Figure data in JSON
■ ■ ■ ■ ■ ■ ■

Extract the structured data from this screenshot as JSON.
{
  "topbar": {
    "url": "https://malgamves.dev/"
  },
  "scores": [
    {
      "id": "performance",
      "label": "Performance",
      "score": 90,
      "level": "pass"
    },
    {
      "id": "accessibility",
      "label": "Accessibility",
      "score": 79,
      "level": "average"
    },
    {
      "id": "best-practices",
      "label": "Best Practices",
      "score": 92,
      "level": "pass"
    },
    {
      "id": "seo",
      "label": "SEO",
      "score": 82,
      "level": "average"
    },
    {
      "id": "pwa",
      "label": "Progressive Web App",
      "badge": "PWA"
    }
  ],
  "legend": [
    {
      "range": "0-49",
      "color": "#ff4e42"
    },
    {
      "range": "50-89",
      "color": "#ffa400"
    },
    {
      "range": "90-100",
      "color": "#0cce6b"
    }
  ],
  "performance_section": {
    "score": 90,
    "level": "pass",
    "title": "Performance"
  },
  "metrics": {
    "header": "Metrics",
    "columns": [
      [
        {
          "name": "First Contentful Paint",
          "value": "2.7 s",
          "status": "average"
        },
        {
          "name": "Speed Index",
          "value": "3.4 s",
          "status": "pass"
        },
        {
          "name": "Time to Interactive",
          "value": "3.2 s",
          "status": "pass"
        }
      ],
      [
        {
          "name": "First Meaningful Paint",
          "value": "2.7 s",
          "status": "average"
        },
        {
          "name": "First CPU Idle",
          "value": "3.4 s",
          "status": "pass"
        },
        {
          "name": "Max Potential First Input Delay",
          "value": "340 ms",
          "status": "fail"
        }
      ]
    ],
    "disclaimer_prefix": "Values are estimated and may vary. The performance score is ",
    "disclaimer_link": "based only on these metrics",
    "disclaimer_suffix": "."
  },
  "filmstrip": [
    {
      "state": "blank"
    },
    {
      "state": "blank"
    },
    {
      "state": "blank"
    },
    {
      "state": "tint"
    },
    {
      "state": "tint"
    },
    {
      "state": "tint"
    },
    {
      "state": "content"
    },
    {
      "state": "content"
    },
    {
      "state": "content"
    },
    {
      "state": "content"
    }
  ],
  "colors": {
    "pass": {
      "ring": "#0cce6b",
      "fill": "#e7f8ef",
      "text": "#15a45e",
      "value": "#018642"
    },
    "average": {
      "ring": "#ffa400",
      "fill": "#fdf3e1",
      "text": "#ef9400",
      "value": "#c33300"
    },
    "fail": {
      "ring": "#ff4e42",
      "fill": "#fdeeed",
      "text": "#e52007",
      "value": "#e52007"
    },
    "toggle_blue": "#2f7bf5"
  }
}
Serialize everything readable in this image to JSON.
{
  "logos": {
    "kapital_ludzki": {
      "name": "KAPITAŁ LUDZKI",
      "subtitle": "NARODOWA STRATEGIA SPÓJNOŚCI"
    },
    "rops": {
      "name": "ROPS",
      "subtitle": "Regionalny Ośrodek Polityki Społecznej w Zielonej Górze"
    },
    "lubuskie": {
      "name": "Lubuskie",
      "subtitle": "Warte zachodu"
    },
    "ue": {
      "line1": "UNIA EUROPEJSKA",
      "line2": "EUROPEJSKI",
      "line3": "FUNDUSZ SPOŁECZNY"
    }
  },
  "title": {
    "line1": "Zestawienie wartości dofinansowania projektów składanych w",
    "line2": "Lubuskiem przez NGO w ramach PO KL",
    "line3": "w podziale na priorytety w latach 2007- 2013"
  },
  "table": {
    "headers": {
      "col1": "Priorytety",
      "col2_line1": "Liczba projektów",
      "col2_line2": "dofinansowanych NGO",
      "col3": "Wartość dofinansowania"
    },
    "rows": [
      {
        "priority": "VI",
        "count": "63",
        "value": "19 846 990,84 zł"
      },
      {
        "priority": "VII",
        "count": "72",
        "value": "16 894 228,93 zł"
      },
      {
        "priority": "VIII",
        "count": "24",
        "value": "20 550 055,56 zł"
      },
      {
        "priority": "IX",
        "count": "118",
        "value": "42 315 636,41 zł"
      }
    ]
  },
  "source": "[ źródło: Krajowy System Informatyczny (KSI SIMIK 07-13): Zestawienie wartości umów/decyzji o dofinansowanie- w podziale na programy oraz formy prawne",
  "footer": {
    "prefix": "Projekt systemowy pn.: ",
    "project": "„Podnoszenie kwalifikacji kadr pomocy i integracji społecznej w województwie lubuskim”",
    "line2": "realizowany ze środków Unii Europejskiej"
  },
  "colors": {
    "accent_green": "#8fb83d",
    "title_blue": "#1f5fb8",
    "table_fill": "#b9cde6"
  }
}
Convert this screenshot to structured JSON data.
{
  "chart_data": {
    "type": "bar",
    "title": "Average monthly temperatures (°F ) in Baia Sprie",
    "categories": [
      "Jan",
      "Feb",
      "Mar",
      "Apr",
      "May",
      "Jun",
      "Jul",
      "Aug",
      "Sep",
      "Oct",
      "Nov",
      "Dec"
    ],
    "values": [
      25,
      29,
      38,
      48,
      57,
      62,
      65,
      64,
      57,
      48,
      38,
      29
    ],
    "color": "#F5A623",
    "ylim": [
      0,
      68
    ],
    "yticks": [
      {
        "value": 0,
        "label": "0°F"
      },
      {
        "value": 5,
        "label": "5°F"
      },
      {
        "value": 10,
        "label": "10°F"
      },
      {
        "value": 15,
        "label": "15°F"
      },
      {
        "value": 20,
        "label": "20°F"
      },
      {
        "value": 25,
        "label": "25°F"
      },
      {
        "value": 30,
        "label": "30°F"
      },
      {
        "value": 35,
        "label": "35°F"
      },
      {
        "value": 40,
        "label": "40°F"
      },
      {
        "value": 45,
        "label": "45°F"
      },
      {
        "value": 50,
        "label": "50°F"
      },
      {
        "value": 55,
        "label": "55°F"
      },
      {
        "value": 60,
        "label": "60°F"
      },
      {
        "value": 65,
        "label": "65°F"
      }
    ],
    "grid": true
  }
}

■ ■ ■ ■ ■ ■ ■

- Given request
Please restate the whole listing word for word.

- Response to the exercise
Extract the structured data from this screenshot as JSON.
{
  "topbar": {
    "url": "https://malgamves.dev/"
  },
  "scores": [
    {
      "id": "performance",
      "label": "Performance",
      "score": 90,
      "level": "pass"
    },
    {
      "id": "accessibility",
      "label": "Accessibility",
      "score": 79,
      "level": "average"
    },
    {
      "id": "best-practices",
      "label": "Best Practices",
      "score": 92,
      "level": "pass"
    },
    {
      "id": "seo",
      "label": "SEO",
      "score": 82,
      "level": "average"
    },
    {
      "id": "pwa",
      "label": "Progressive Web App",
      "badge": "PWA"
    }
  ],
  "legend": [
    {
      "range": "0-49",
      "color": "#ff4e42"
    },
    {
      "range": "50-89",
      "color": "#ffa400"
    },
    {
      "range": "90-100",
      "color": "#0cce6b"
    }
  ],
  "performance_section": {
    "score": 90,
    "level": "pass",
    "title": "Performance"
  },
  "metrics": {
    "header": "Metrics",
    "columns": [
      [
        {
          "name": "First Contentful Paint",
          "value": "2.7 s",
          "status": "average"
        },
        {
          "name": "Speed Index",
          "value": "3.4 s",
          "status": "pass"
        },
        {
          "name": "Time to Interactive",
          "value": "3.2 s",
          "status": "pass"
        }
      ],
      [
        {
          "name": "First Meaningful Paint",
          "value": "2.7 s",
          "status": "average"
        },
        {
          "name": "First CPU Idle",
          "value": "3.4 s",
          "status": "pass"
        },
        {
          "name": "Max Potential First Input Delay",
          "value": "340 ms",
          "status": "fail"
        }
      ]
    ],
    "disclaimer_prefix": "Values are estimated and may vary. The performance score is ",
    "disclaimer_link": "based only on these metrics",
    "disclaimer_suffix": "."
  },
  "filmstrip": [
    {
      "state": "blank"
    },
    {
      "state": "blank"
    },
    {
      "state": "blank"
    },
    {
      "state": "tint"
    },
    {
      "state": "tint"
    },
    {
      "state": "tint"
    },
    {
      "state": "content"
    },
    {
      "state": "content"
    },
    {
      "state": "content"
    },
    {
      "state": "content"
    }
  ],
  "colors": {
    "pass": {
      "ring": "#0cce6b",
      "fill": "#e7f8ef",
      "text": "#15a45e",
      "value": "#018642"
    },
    "average": {
      "ring": "#ffa400",
      "fill": "#fdf3e1",
      "text": "#ef9400",
      "value": "#c33300"
    },
    "fail": {
      "ring": "#ff4e42",
      "fill": "#fdeeed",
      "text": "#e52007",
      "value": "#e52007"
    },
    "toggle_blue": "#2f7bf5"
  }
}
Serialize everything readable in this image to JSON.
{
  "logos": {
    "kapital_ludzki": {
      "name": "KAPITAŁ LUDZKI",
      "subtitle": "NARODOWA STRATEGIA SPÓJNOŚCI"
    },
    "rops": {
      "name": "ROPS",
      "subtitle": "Regionalny Ośrodek Polityki Społecznej w Zielonej Górze"
    },
    "lubuskie": {
      "name": "Lubuskie",
      "subtitle": "Warte zachodu"
    },
    "ue": {
      "line1": "UNIA EUROPEJSKA",
      "line2": "EUROPEJSKI",
      "line3": "FUNDUSZ SPOŁECZNY"
    }
  },
  "title": {
    "line1": "Zestawienie wartości dofinansowania projektów składanych w",
    "line2": "Lubuskiem przez NGO w ramach PO KL",
    "line3": "w podziale na priorytety w latach 2007- 2013"
  },
  "table": {
    "headers": {
      "col1": "Priorytety",
      "col2_line1": "Liczba projektów",
      "col2_line2": "dofinansowanych NGO",
      "col3": "Wartość dofinansowania"
    },
    "rows": [
      {
        "priority": "VI",
        "count": "63",
        "value": "19 846 990,84 zł"
      },
      {
        "priority": "VII",
        "count": "72",
        "value": "16 894 228,93 zł"
      },
      {
        "priority": "VIII",
        "count": "24",
        "value": "20 550 055,56 zł"
      },
      {
        "priority": "IX",
        "count": "118",
        "value": "42 315 636,41 zł"
      }
    ]
  },
  "source": "[ źródło: Krajowy System Informatyczny (KSI SIMIK 07-13): Zestawienie wartości umów/decyzji o dofinansowanie- w podziale na programy oraz formy prawne",
  "footer": {
    "prefix": "Projekt systemowy pn.: ",
    "project": "„Podnoszenie kwalifikacji kadr pomocy i integracji społecznej w województwie lubuskim”",
    "line2": "realizowany ze środków Unii Europejskiej"
  },
  "colors": {
    "accent_green": "#8fb83d",
    "title_blue": "#1f5fb8",
    "table_fill": "#b9cde6"
  }
}
Convert this screenshot to structured JSON data.
{
  "chart_data": {
    "type": "bar",
    "title": "Average monthly temperatures (°F ) in Baia Sprie",
    "categories": [
      "Jan",
      "Feb",
      "Mar",
      "Apr",
      "May",
      "Jun",
      "Jul",
      "Aug",
      "Sep",
      "Oct",
      "Nov",
      "Dec"
    ],
    "values": [
      25,
      29,
      38,
      48,
      57,
      62,
      65,
      64,
      57,
      48,
      38,
      29
    ],
    "color": "#F5A623",
    "ylim": [
      0,
      68
    ],
    "yticks": [
      {
        "value": 0,
        "label": "0°F"
      },
      {
        "value": 5,
        "label": "5°F"
      },
      {
        "value": 10,
        "label": "10°F"
      },
      {
        "value": 15,
        "label": "15°F"
      },
      {
        "value": 20,
        "label": "20°F"
      },
      {
        "value": 25,
        "label": "25°F"
      },
      {
        "value": 30,
        "label": "30°F"
      },
      {
        "value": 35,
        "label": "35°F"
      },
      {
        "value": 40,
        "label": "40°F"
      },
      {
        "value": 45,
        "label": "45°F"
      },
      {
        "value": 50,
        "label": "50°F"
      },
      {
        "value": 55,
        "label": "55°F"
      },
      {
        "value": 60,
        "label": "60°F"
      },
      {
        "value": 65,
        "label": "65°F"
      }
    ],
    "grid": true
  }
}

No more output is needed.